%%
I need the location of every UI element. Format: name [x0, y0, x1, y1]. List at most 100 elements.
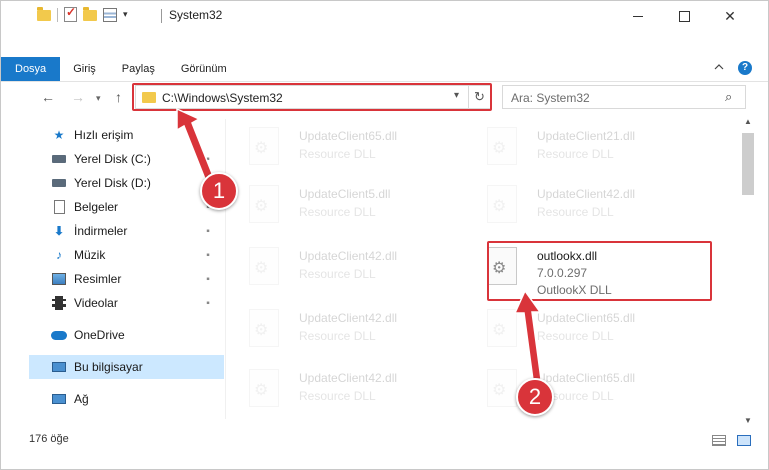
dll-file-icon — [487, 127, 517, 165]
pin-icon[interactable]: ▪ — [198, 226, 218, 237]
file-item[interactable]: UpdateClient42.dll Resource DLL — [231, 237, 461, 293]
dll-file-icon — [249, 369, 279, 407]
sidebar-item-label: Resimler — [74, 272, 122, 286]
sidebar-item-label: Yerel Disk (D:) — [74, 176, 151, 190]
properties-icon[interactable] — [103, 7, 117, 22]
sidebar-item-label: OneDrive — [74, 328, 125, 342]
step-2-callout: 2 — [516, 378, 554, 416]
item-count: 176 öğe — [29, 433, 69, 445]
sidebar-item-label: İndirmeler — [74, 224, 128, 238]
file-description: Resource DLL — [537, 205, 614, 219]
file-description: Resource DLL — [299, 267, 376, 281]
file-description: Resource DLL — [299, 147, 376, 161]
close-button[interactable]: ✕ — [707, 1, 753, 31]
dll-file-icon — [249, 185, 279, 223]
tab-view[interactable]: Görünüm — [168, 57, 240, 81]
sidebar-item-quick-access[interactable]: ★ Hızlı erişim — [29, 123, 224, 147]
sidebar-item-network[interactable]: Ağ — [29, 387, 224, 411]
sidebar-item-documents[interactable]: Belgeler ▪ — [29, 195, 224, 219]
file-item[interactable]: UpdateClient42.dll Resource DLL — [469, 175, 699, 231]
tab-home[interactable]: Giriş — [60, 57, 109, 81]
file-name: UpdateClient42.dll — [299, 311, 398, 325]
drive-icon — [51, 175, 67, 191]
pin-icon[interactable]: ▪ — [198, 274, 218, 285]
file-highlight-box — [487, 241, 712, 301]
file-name: UpdateClient42.dll — [299, 249, 398, 263]
file-item[interactable]: UpdateClient21.dll Resource DLL — [469, 117, 699, 173]
address-highlight-box — [132, 83, 492, 111]
file-description: Resource DLL — [299, 329, 376, 343]
folder-icon[interactable] — [37, 7, 51, 21]
sidebar-item-label: Videolar — [74, 296, 118, 310]
file-description: Resource DLL — [299, 389, 376, 403]
file-description: Resource DLL — [537, 147, 614, 161]
music-icon: ♪ — [56, 248, 62, 262]
sidebar-item-onedrive[interactable]: OneDrive — [29, 323, 224, 347]
forward-arrow-icon[interactable]: → — [71, 89, 85, 105]
window-title: System32 — [169, 8, 223, 22]
file-item[interactable]: UpdateClient42.dll Resource DLL — [231, 299, 461, 355]
sidebar-item-label: Ağ — [74, 392, 89, 406]
sidebar-item-label: Hızlı erişim — [74, 128, 134, 142]
pin-icon[interactable]: ▪ — [198, 298, 218, 309]
file-name: UpdateClient65.dll — [299, 129, 398, 143]
pin-icon[interactable]: ▪ — [198, 154, 218, 165]
scroll-up-icon[interactable]: ▲ — [744, 117, 752, 126]
sidebar-item-this-pc[interactable]: Bu bilgisayar — [29, 355, 224, 379]
help-icon[interactable]: ? — [738, 61, 752, 75]
star-icon: ★ — [53, 128, 65, 142]
sidebar-item-label: Belgeler — [74, 200, 119, 214]
sidebar-item-downloads[interactable]: ⬇ İndirmeler ▪ — [29, 219, 224, 243]
file-item[interactable]: UpdateClient42.dll Resource DLL — [231, 359, 461, 415]
file-item[interactable]: UpdateClient65.dll Resource DLL — [231, 117, 461, 173]
file-name: UpdateClient42.dll — [537, 187, 636, 201]
file-name: UpdateClient65.dll — [537, 371, 636, 385]
computer-icon — [51, 359, 67, 375]
toolbar-divider — [57, 7, 58, 22]
download-icon: ⬇ — [53, 224, 65, 238]
tab-share[interactable]: Paylaş — [109, 57, 168, 81]
dll-file-icon — [249, 127, 279, 165]
details-view-icon[interactable] — [712, 435, 726, 446]
file-name: UpdateClient65.dll — [537, 311, 636, 325]
back-arrow-icon[interactable]: ← — [41, 89, 55, 105]
properties-check-icon[interactable] — [64, 5, 77, 22]
sidebar-item-music[interactable]: ♪ Müzik ▪ — [29, 243, 224, 267]
cloud-icon — [51, 327, 67, 343]
vertical-scrollbar[interactable]: ▲ ▼ — [740, 113, 757, 429]
sidebar-item-videos[interactable]: Videolar ▪ — [29, 291, 224, 315]
document-icon — [51, 199, 67, 215]
scroll-down-icon[interactable]: ▼ — [744, 416, 752, 425]
file-name: UpdateClient21.dll — [537, 129, 636, 143]
up-arrow-icon[interactable]: ↑ — [115, 89, 122, 105]
quick-access-toolbar: ▾ — [37, 5, 128, 22]
customize-toolbar-chevron-icon[interactable]: ▾ — [123, 9, 128, 20]
pictures-icon — [51, 271, 67, 287]
search-icon[interactable]: ⌕ — [725, 89, 732, 105]
sidebar-item-label: Müzik — [74, 248, 106, 262]
dll-file-icon — [487, 309, 517, 347]
new-folder-icon[interactable] — [83, 7, 97, 21]
tab-file[interactable]: Dosya — [1, 57, 61, 81]
minimize-button[interactable] — [615, 1, 661, 31]
sidebar-item-local-disk-c[interactable]: Yerel Disk (C:) ▪ — [29, 147, 224, 171]
search-input[interactable]: Ara: System32 ⌕ — [502, 85, 746, 109]
navigation-pane: ★ Hızlı erişim Yerel Disk (C:) ▪ Yerel D… — [29, 119, 224, 419]
expand-ribbon-chevron-icon[interactable] — [714, 62, 724, 72]
drive-icon — [51, 151, 67, 167]
scrollbar-thumb[interactable] — [742, 133, 754, 195]
pane-divider[interactable] — [225, 119, 226, 419]
dll-file-icon — [249, 309, 279, 347]
pin-icon[interactable]: ▪ — [198, 250, 218, 261]
large-icons-view-icon[interactable] — [737, 435, 751, 446]
file-item[interactable]: UpdateClient65.dll Resource DLL — [469, 299, 699, 355]
dll-file-icon — [249, 247, 279, 285]
file-item[interactable]: UpdateClient65.dll Resource DLL — [469, 359, 699, 415]
title-bar: ▾ System32 ✕ — [1, 1, 768, 31]
recent-locations-chevron-icon[interactable]: ▾ — [96, 93, 101, 104]
sidebar-item-local-disk-d[interactable]: Yerel Disk (D:) ▪ — [29, 171, 224, 195]
step-1-callout: 1 — [200, 172, 238, 210]
sidebar-item-pictures[interactable]: Resimler ▪ — [29, 267, 224, 291]
file-item[interactable]: UpdateClient5.dll Resource DLL — [231, 175, 461, 231]
maximize-button[interactable] — [661, 1, 707, 31]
%%
● **Task**
Reproduce all of the lines above, substituting "library-file-icon" for every occurrence of "dll-file-icon" and changing nothing else. Omit the pictures from your answer.

● **Exercise result**
I need the location of every UI element. Format: name [x0, y0, x1, y1]. List at most 100 elements.
library-file-icon — [487, 127, 517, 165]
pin-icon[interactable]: ▪ — [198, 226, 218, 237]
file-item[interactable]: UpdateClient42.dll Resource DLL — [231, 237, 461, 293]
library-file-icon — [249, 369, 279, 407]
sidebar-item-label: Resimler — [74, 272, 122, 286]
sidebar-item-label: Yerel Disk (D:) — [74, 176, 151, 190]
properties-icon[interactable] — [103, 7, 117, 22]
sidebar-item-label: OneDrive — [74, 328, 125, 342]
step-2-callout: 2 — [516, 378, 554, 416]
item-count: 176 öğe — [29, 433, 69, 445]
sidebar-item-label: İndirmeler — [74, 224, 128, 238]
file-description: Resource DLL — [537, 205, 614, 219]
file-description: Resource DLL — [299, 267, 376, 281]
file-description: Resource DLL — [299, 147, 376, 161]
close-button[interactable]: ✕ — [707, 1, 753, 31]
library-file-icon — [249, 185, 279, 223]
tab-view[interactable]: Görünüm — [168, 57, 240, 81]
sidebar-item-quick-access[interactable]: ★ Hızlı erişim — [29, 123, 224, 147]
sidebar-item-network[interactable]: Ağ — [29, 387, 224, 411]
sidebar-item-documents[interactable]: Belgeler ▪ — [29, 195, 224, 219]
file-item[interactable]: UpdateClient42.dll Resource DLL — [469, 175, 699, 231]
tab-home[interactable]: Giriş — [60, 57, 109, 81]
file-name: UpdateClient42.dll — [299, 311, 398, 325]
drive-icon — [51, 175, 67, 191]
pin-icon[interactable]: ▪ — [198, 274, 218, 285]
file-highlight-box — [487, 241, 712, 301]
file-name: UpdateClient42.dll — [299, 249, 398, 263]
file-item[interactable]: UpdateClient21.dll Resource DLL — [469, 117, 699, 173]
address-highlight-box — [132, 83, 492, 111]
file-description: Resource DLL — [299, 329, 376, 343]
folder-icon[interactable] — [37, 7, 51, 21]
sidebar-item-label: Videolar — [74, 296, 118, 310]
file-description: Resource DLL — [299, 389, 376, 403]
file-description: Resource DLL — [537, 147, 614, 161]
music-icon: ♪ — [56, 248, 62, 262]
sidebar-item-onedrive[interactable]: OneDrive — [29, 323, 224, 347]
forward-arrow-icon[interactable]: → — [71, 89, 85, 105]
window-title: System32 — [169, 8, 223, 22]
file-item[interactable]: UpdateClient42.dll Resource DLL — [231, 299, 461, 355]
sidebar-item-label: Ağ — [74, 392, 89, 406]
sidebar-item-label: Hızlı erişim — [74, 128, 134, 142]
pin-icon[interactable]: ▪ — [198, 298, 218, 309]
file-name: UpdateClient65.dll — [299, 129, 398, 143]
pin-icon[interactable]: ▪ — [198, 154, 218, 165]
scroll-up-icon[interactable]: ▲ — [744, 117, 752, 126]
sidebar-item-this-pc[interactable]: Bu bilgisayar — [29, 355, 224, 379]
help-icon[interactable]: ? — [738, 61, 752, 75]
star-icon: ★ — [53, 128, 65, 142]
sidebar-item-label: Belgeler — [74, 200, 119, 214]
sidebar-item-downloads[interactable]: ⬇ İndirmeler ▪ — [29, 219, 224, 243]
file-item[interactable]: UpdateClient42.dll Resource DLL — [231, 359, 461, 415]
file-item[interactable]: UpdateClient65.dll Resource DLL — [231, 117, 461, 173]
file-name: UpdateClient42.dll — [537, 187, 636, 201]
file-name: UpdateClient65.dll — [537, 371, 636, 385]
computer-icon — [51, 359, 67, 375]
toolbar-divider — [57, 7, 58, 22]
download-icon: ⬇ — [53, 224, 65, 238]
tab-share[interactable]: Paylaş — [109, 57, 168, 81]
library-file-icon — [249, 127, 279, 165]
details-view-icon[interactable] — [712, 435, 726, 446]
file-name: UpdateClient65.dll — [537, 311, 636, 325]
back-arrow-icon[interactable]: ← — [41, 89, 55, 105]
properties-check-icon[interactable] — [64, 5, 77, 22]
sidebar-item-music[interactable]: ♪ Müzik ▪ — [29, 243, 224, 267]
cloud-icon — [51, 327, 67, 343]
vertical-scrollbar[interactable]: ▲ ▼ — [740, 113, 757, 429]
sidebar-item-videos[interactable]: Videolar ▪ — [29, 291, 224, 315]
document-icon — [51, 199, 67, 215]
scroll-down-icon[interactable]: ▼ — [744, 416, 752, 425]
file-name: UpdateClient21.dll — [537, 129, 636, 143]
up-arrow-icon[interactable]: ↑ — [115, 89, 122, 105]
quick-access-toolbar: ▾ — [37, 5, 128, 22]
customize-toolbar-chevron-icon[interactable]: ▾ — [123, 9, 128, 20]
pictures-icon — [51, 271, 67, 287]
search-icon[interactable]: ⌕ — [725, 89, 732, 105]
sidebar-item-label: Müzik — [74, 248, 106, 262]
library-file-icon — [487, 309, 517, 347]
new-folder-icon[interactable] — [83, 7, 97, 21]
tab-file[interactable]: Dosya — [1, 57, 61, 81]
minimize-button[interactable] — [615, 1, 661, 31]
sidebar-item-local-disk-c[interactable]: Yerel Disk (C:) ▪ — [29, 147, 224, 171]
search-input[interactable]: Ara: System32 ⌕ — [502, 85, 746, 109]
navigation-pane: ★ Hızlı erişim Yerel Disk (C:) ▪ Yerel D… — [29, 119, 224, 419]
expand-ribbon-chevron-icon[interactable] — [714, 62, 724, 72]
drive-icon — [51, 151, 67, 167]
scrollbar-thumb[interactable] — [742, 133, 754, 195]
pane-divider[interactable] — [225, 119, 226, 419]
library-file-icon — [249, 309, 279, 347]
pin-icon[interactable]: ▪ — [198, 250, 218, 261]
large-icons-view-icon[interactable] — [737, 435, 751, 446]
file-item[interactable]: UpdateClient65.dll Resource DLL — [469, 299, 699, 355]
library-file-icon — [249, 247, 279, 285]
file-item[interactable]: UpdateClient65.dll Resource DLL — [469, 359, 699, 415]
title-bar: ▾ System32 ✕ — [1, 1, 768, 31]
recent-locations-chevron-icon[interactable]: ▾ — [96, 93, 101, 104]
sidebar-item-local-disk-d[interactable]: Yerel Disk (D:) ▪ — [29, 171, 224, 195]
step-1-callout: 1 — [200, 172, 238, 210]
sidebar-item-pictures[interactable]: Resimler ▪ — [29, 267, 224, 291]
file-item[interactable]: UpdateClient5.dll Resource DLL — [231, 175, 461, 231]
maximize-button[interactable] — [661, 1, 707, 31]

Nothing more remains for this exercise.